--- Task to complete ---
Copy the full set of lines exactly as given.

--- Supplied records ---
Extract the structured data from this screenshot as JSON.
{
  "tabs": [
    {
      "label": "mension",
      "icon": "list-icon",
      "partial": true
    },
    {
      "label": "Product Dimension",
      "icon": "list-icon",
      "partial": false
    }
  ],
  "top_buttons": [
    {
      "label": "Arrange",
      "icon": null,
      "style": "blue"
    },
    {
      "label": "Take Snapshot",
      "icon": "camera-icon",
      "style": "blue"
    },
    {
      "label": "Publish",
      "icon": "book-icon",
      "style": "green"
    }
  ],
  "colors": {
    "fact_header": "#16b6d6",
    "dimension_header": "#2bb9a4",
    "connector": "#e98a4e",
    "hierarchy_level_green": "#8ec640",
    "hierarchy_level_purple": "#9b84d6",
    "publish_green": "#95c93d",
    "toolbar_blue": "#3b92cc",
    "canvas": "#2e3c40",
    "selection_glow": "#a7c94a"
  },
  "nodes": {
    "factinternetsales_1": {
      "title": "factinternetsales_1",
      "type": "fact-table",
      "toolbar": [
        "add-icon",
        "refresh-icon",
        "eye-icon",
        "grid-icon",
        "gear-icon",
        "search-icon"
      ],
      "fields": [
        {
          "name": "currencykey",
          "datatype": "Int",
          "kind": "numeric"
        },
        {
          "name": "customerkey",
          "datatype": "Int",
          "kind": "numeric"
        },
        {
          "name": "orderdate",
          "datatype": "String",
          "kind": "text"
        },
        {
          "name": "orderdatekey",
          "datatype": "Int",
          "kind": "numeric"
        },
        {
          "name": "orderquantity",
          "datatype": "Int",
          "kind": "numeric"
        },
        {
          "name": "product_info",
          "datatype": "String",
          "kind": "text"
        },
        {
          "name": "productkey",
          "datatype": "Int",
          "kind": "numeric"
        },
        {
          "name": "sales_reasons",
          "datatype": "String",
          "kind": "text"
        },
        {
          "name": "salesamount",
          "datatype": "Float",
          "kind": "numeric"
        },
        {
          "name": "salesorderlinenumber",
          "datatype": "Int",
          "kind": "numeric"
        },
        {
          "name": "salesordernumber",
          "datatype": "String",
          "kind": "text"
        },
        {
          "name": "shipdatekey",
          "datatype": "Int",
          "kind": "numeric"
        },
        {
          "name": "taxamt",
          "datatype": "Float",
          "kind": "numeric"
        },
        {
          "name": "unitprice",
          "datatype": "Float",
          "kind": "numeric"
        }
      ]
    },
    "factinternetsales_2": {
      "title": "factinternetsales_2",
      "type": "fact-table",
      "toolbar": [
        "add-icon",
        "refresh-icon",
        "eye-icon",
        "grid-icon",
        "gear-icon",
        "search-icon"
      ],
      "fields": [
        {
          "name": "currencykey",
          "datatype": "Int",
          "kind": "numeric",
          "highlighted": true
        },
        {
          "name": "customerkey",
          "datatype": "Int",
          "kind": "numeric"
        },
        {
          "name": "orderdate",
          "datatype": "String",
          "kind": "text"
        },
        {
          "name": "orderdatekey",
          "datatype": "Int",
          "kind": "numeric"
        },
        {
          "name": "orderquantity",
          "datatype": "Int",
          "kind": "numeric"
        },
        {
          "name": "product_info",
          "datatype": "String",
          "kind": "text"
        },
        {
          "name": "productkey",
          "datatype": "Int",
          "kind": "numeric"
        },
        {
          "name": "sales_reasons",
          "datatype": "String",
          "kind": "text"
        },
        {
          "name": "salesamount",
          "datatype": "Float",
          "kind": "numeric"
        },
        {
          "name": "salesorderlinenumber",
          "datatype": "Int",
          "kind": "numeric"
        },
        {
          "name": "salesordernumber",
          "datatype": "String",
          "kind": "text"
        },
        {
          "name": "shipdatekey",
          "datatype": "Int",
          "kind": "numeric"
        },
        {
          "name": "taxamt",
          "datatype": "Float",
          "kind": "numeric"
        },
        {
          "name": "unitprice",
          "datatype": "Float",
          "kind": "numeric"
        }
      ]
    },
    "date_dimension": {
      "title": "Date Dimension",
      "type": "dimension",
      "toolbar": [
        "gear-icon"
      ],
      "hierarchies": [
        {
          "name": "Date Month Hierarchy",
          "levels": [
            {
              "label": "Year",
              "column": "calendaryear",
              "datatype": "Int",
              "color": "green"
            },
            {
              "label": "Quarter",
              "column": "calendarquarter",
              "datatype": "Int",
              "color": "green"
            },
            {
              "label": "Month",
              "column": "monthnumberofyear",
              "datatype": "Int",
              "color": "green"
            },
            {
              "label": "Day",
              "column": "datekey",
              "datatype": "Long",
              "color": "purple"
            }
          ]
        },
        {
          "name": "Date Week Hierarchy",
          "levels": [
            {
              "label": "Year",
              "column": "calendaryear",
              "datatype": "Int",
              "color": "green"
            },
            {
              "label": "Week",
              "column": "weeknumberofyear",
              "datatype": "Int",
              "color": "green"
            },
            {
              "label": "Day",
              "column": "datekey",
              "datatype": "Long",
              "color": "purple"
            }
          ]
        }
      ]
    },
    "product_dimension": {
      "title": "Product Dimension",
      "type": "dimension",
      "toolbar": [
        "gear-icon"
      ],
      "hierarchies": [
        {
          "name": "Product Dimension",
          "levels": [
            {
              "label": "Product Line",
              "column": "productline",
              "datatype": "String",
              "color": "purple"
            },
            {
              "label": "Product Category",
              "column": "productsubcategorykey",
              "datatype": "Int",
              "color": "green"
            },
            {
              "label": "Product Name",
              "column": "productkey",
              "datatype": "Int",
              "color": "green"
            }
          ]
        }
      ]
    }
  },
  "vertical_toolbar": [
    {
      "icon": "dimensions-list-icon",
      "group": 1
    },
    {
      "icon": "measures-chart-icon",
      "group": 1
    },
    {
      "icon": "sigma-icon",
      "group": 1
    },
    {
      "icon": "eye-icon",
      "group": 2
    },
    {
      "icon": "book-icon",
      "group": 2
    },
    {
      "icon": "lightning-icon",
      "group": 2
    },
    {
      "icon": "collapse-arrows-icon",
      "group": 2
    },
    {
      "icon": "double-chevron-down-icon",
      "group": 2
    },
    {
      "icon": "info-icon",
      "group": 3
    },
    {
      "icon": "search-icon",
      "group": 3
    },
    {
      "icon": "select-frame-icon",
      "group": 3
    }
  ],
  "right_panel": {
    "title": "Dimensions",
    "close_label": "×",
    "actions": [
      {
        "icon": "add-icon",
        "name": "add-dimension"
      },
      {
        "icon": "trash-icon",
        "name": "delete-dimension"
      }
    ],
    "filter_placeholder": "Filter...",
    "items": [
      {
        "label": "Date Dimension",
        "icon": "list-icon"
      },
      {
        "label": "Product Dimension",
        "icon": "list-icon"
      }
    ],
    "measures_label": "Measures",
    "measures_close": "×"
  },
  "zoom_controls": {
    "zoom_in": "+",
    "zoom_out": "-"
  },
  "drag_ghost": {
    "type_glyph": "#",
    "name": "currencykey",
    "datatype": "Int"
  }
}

--- Finished exercise ---
Extract the structured data from this screenshot as JSON.
{
  "tabs": [
    {
      "label": "mension",
      "icon": "list-icon",
      "partial": true
    },
    {
      "label": "Product Dimension",
      "icon": "list-icon",
      "partial": false
    }
  ],
  "top_buttons": [
    {
      "label": "Arrange",
      "icon": null,
      "style": "blue"
    },
    {
      "label": "Take Snapshot",
      "icon": "camera-icon",
      "style": "blue"
    },
    {
      "label": "Publish",
      "icon": "book-icon",
      "style": "green"
    }
  ],
  "colors": {
    "fact_header": "#16b6d6",
    "dimension_header": "#2bb9a4",
    "connector": "#e98a4e",
    "hierarchy_level_green": "#8ec640",
    "hierarchy_level_purple": "#9b84d6",
    "publish_green": "#95c93d",
    "toolbar_blue": "#3b92cc",
    "canvas": "#2e3c40",
    "selection_glow": "#a7c94a"
  },
  "nodes": {
    "factinternetsales_1": {
      "title": "factinternetsales_1",
      "type": "fact-table",
      "toolbar": [
        "add-icon",
        "refresh-icon",
        "eye-icon",
        "grid-icon",
        "gear-icon",
        "search-icon"
      ],
      "fields": [
        {
          "name": "currencykey",
          "datatype": "Int",
          "kind": "numeric"
        },
        {
          "name": "customerkey",
          "datatype": "Int",
          "kind": "numeric"
        },
        {
          "name": "orderdate",
          "datatype": "String",
          "kind": "text"
        },
        {
          "name": "orderdatekey",
          "datatype": "Int",
          "kind": "numeric"
        },
        {
          "name": "orderquantity",
          "datatype": "Int",
          "kind": "numeric"
        },
        {
          "name": "product_info",
          "datatype": "String",
          "kind": "text"
        },
        {
          "name": "productkey",
          "datatype": "Int",
          "kind": "numeric"
        },
        {
          "name": "sales_reasons",
          "datatype": "String",
          "kind": "text"
        },
        {
          "name": "salesamount",
          "datatype": "Float",
          "kind": "numeric"
        },
        {
          "name": "salesorderlinenumber",
          "datatype": "Int",
          "kind": "numeric"
        },
        {
          "name": "salesordernumber",
          "datatype": "String",
          "kind": "text"
        },
        {
          "name": "shipdatekey",
          "datatype": "Int",
          "kind": "numeric"
        },
        {
          "name": "taxamt",
          "datatype": "Float",
          "kind": "numeric"
        },
        {
          "name": "unitprice",
          "datatype": "Float",
          "kind": "numeric"
        }
      ]
    },
    "factinternetsales_2": {
      "title": "factinternetsales_2",
      "type": "fact-table",
      "toolbar": [
        "add-icon",
        "refresh-icon",
        "eye-icon",
        "grid-icon",
        "gear-icon",
        "search-icon"
      ],
      "fields": [
        {
          "name": "currencykey",
          "datatype": "Int",
          "kind": "numeric",
          "highlighted": true
        },
        {
          "name": "customerkey",
          "datatype": "Int",
          "kind": "numeric"
        },
        {
          "name": "orderdate",
          "datatype": "String",
          "kind": "text"
        },
        {
          "name": "orderdatekey",
          "datatype": "Int",
          "kind": "numeric"
        },
        {
          "name": "orderquantity",
          "datatype": "Int",
          "kind": "numeric"
        },
        {
          "name": "product_info",
          "datatype": "String",
          "kind": "text"
        },
        {
          "name": "productkey",
          "datatype": "Int",
          "kind": "numeric"
        },
        {
          "name": "sales_reasons",
          "datatype": "String",
          "kind": "text"
        },
        {
          "name": "salesamount",
          "datatype": "Float",
          "kind": "numeric"
        },
        {
          "name": "salesorderlinenumber",
          "datatype": "Int",
          "kind": "numeric"
        },
        {
          "name": "salesordernumber",
          "datatype": "String",
          "kind": "text"
        },
        {
          "name": "shipdatekey",
          "datatype": "Int",
          "kind": "numeric"
        },
        {
          "name": "taxamt",
          "datatype": "Float",
          "kind": "numeric"
        },
        {
          "name": "unitprice",
          "datatype": "Float",
          "kind": "numeric"
        }
      ]
    },
    "date_dimension": {
      "title": "Date Dimension",
      "type": "dimension",
      "toolbar": [
        "gear-icon"
      ],
      "hierarchies": [
        {
          "name": "Date Month Hierarchy",
          "levels": [
            {
              "label": "Year",
              "column": "calendaryear",
              "datatype": "Int",
              "color": "green"
            },
            {
              "label": "Quarter",
              "column": "calendarquarter",
              "datatype": "Int",
              "color": "green"
            },
            {
              "label": "Month",
              "column": "monthnumberofyear",
              "datatype": "Int",
              "color": "green"
            },
            {
              "label": "Day",
              "column": "datekey",
              "datatype": "Long",
              "color": "purple"
            }
          ]
        },
        {
          "name": "Date Week Hierarchy",
          "levels": [
            {
              "label": "Year",
              "column": "calendaryear",
              "datatype": "Int",
              "color": "green"
            },
            {
              "label": "Week",
              "column": "weeknumberofyear",
              "datatype": "Int",
              "color": "green"
            },
            {
              "label": "Day",
              "column": "datekey",
              "datatype": "Long",
              "color": "purple"
            }
          ]
        }
      ]
    },
    "product_dimension": {
      "title": "Product Dimension",
      "type": "dimension",
      "toolbar": [
        "gear-icon"
      ],
      "hierarchies": [
        {
          "name": "Product Dimension",
          "levels": [
            {
              "label": "Product Line",
              "column": "productline",
              "datatype": "String",
              "color": "purple"
            },
            {
              "label": "Product Category",
              "column": "productsubcategorykey",
              "datatype": "Int",
              "color": "green"
            },
            {
              "label": "Product Name",
              "column": "productkey",
              "datatype": "Int",
              "color": "green"
            }
          ]
        }
      ]
    }
  },
  "vertical_toolbar": [
    {
      "icon": "dimensions-list-icon",
      "group": 1
    },
    {
      "icon": "measures-chart-icon",
      "group": 1
    },
    {
      "icon": "sigma-icon",
      "group": 1
    },
    {
      "icon": "eye-icon",
      "group": 2
    },
    {
      "icon": "book-icon",
      "group": 2
    },
    {
      "icon": "lightning-icon",
      "group": 2
    },
    {
      "icon": "collapse-arrows-icon",
      "group": 2
    },
    {
      "icon": "double-chevron-down-icon",
      "group": 2
    },
    {
      "icon": "info-icon",
      "group": 3
    },
    {
      "icon": "search-icon",
      "group": 3
    },
    {
      "icon": "select-frame-icon",
      "group": 3
    }
  ],
  "right_panel": {
    "title": "Dimensions",
    "close_label": "×",
    "actions": [
      {
        "icon": "add-icon",
        "name": "add-dimension"
      },
      {
        "icon": "trash-icon",
        "name": "delete-dimension"
      }
    ],
    "filter_placeholder": "Filter...",
    "items": [
      {
        "label": "Date Dimension",
        "icon": "list-icon"
      },
      {
        "label": "Product Dimension",
        "icon": "list-icon"
      }
    ],
    "measures_label": "Measures",
    "measures_close": "×"
  },
  "zoom_controls": {
    "zoom_in": "+",
    "zoom_out": "-"
  },
  "drag_ghost": {
    "type_glyph": "#",
    "name": "currencykey",
    "datatype": "Int"
  }
}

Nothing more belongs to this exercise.